━━ DATA LINES ━━

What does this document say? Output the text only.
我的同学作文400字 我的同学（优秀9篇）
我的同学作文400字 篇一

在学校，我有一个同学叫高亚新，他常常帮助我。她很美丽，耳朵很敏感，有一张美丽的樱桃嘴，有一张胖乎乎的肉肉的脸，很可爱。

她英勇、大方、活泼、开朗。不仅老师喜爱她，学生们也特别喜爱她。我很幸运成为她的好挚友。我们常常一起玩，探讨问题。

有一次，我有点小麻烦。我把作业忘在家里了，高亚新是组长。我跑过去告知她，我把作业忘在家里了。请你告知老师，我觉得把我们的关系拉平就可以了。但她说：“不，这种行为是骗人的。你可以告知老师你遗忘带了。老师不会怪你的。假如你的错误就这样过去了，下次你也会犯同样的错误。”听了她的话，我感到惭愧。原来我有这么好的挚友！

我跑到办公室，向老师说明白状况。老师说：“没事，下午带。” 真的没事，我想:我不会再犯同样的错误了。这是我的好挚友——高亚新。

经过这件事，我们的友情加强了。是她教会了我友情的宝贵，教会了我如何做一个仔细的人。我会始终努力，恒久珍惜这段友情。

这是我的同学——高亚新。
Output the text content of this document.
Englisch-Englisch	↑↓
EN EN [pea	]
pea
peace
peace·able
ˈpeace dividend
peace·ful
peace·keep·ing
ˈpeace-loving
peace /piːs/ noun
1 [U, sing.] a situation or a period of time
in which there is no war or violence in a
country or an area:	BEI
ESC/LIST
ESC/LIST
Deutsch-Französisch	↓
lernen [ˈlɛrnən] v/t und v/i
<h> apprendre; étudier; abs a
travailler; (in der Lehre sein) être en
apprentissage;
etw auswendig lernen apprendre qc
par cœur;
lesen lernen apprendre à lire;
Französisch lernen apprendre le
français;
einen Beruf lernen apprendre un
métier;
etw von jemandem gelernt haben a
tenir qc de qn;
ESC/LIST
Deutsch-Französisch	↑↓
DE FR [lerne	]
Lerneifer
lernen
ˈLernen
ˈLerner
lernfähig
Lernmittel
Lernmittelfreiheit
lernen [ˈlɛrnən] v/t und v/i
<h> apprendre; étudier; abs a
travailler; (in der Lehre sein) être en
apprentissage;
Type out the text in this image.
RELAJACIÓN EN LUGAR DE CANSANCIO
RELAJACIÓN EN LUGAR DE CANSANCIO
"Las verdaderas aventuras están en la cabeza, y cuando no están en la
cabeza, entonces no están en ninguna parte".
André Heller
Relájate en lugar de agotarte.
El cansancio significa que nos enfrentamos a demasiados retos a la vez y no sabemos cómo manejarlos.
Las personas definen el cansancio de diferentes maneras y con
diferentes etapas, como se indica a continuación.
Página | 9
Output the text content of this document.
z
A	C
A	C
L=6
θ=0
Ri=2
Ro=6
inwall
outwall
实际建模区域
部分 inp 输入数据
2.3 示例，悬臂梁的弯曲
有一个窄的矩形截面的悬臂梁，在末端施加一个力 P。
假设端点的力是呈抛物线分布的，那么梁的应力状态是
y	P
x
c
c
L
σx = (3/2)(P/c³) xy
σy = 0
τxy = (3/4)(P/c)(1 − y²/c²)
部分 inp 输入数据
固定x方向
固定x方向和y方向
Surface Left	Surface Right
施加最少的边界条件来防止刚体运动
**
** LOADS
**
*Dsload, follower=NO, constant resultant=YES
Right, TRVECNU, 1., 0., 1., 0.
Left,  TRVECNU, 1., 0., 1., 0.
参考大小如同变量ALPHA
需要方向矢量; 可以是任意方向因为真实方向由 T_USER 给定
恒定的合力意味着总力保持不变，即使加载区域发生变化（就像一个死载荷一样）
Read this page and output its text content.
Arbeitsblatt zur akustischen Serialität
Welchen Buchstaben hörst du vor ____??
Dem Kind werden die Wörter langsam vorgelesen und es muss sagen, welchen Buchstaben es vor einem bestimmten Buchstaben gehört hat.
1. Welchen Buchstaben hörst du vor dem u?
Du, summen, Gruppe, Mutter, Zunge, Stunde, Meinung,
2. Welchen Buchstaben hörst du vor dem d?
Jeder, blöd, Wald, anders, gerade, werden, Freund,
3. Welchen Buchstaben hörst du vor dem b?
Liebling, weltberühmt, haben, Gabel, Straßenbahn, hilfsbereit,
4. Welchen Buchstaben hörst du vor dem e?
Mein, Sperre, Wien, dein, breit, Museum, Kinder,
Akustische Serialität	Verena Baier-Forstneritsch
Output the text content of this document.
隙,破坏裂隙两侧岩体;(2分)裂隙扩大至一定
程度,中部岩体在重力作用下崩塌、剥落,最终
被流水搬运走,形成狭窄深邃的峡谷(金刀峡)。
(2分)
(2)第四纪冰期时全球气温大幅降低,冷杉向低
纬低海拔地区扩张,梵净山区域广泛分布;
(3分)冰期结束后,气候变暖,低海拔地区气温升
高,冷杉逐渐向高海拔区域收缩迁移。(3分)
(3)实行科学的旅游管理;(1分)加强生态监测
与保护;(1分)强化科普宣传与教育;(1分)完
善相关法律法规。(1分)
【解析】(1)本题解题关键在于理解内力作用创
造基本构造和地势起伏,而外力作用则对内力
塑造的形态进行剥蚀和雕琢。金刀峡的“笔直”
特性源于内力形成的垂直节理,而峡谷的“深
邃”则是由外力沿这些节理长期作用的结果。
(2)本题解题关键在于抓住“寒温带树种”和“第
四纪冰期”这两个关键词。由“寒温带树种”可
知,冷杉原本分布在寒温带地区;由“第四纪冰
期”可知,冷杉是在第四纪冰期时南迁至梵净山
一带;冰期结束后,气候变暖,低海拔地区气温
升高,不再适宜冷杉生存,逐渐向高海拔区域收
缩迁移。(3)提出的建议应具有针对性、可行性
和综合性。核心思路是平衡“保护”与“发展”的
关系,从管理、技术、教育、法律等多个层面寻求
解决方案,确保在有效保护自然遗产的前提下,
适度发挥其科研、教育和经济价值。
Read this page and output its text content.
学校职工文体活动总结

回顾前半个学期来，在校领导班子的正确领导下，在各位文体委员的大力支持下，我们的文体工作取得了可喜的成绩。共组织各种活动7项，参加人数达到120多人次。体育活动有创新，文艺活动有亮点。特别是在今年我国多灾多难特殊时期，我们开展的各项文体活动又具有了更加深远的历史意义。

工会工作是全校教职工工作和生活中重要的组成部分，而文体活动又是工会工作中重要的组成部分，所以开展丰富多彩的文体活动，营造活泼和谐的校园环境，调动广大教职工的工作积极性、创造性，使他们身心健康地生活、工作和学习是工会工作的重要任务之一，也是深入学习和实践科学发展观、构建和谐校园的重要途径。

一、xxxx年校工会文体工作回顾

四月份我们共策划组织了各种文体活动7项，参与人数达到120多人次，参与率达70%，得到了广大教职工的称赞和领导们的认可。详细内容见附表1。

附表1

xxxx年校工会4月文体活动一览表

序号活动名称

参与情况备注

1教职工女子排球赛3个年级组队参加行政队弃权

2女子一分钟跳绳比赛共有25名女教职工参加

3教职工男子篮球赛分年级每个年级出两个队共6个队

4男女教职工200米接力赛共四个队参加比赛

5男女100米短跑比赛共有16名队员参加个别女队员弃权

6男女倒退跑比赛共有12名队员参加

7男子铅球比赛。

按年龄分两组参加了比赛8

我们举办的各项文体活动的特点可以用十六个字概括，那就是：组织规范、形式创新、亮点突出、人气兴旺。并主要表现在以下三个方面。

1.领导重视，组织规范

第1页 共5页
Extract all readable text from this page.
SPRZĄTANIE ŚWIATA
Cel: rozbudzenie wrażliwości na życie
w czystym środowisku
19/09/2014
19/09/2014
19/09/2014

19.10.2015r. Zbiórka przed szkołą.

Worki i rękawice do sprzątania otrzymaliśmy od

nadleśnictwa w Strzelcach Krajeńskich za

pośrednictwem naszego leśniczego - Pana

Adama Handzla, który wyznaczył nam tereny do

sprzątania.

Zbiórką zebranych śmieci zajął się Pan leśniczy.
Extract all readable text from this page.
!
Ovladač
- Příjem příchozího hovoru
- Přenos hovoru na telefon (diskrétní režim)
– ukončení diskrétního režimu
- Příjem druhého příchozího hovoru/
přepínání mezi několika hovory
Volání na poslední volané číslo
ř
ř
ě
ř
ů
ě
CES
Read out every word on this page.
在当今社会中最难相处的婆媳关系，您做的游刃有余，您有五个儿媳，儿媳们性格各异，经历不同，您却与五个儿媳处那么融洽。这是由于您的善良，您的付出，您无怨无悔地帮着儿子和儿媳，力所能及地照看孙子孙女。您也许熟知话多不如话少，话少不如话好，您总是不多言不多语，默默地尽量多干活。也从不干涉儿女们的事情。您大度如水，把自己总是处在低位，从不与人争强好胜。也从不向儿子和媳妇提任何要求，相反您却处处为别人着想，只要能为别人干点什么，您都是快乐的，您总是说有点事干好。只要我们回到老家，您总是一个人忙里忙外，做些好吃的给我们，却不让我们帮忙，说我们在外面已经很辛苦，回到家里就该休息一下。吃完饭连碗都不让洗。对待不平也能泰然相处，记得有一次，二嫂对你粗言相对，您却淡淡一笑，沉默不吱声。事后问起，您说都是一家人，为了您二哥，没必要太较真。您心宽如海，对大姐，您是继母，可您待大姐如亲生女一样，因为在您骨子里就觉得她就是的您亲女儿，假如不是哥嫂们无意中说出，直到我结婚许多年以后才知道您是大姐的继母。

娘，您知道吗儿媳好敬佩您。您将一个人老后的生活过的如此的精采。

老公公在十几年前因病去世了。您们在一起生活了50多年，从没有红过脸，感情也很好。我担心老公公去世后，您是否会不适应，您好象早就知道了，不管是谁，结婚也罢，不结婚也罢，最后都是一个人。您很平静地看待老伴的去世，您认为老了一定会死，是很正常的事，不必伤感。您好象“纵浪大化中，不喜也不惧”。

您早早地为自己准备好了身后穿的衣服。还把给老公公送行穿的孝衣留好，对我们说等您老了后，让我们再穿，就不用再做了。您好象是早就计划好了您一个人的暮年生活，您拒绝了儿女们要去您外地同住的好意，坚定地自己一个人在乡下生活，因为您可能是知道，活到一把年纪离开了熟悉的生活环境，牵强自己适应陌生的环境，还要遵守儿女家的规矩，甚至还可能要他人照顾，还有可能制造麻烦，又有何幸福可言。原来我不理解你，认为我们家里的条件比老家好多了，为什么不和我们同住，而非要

━━━

EXERCISE REQUIREMENTS:
Locate the lines above that contain "diferentes" and copy them.

RESPONSE BELOW:
Las personas definen el cansancio de diferentes maneras y con
diferentes etapas, como se indica a continuación.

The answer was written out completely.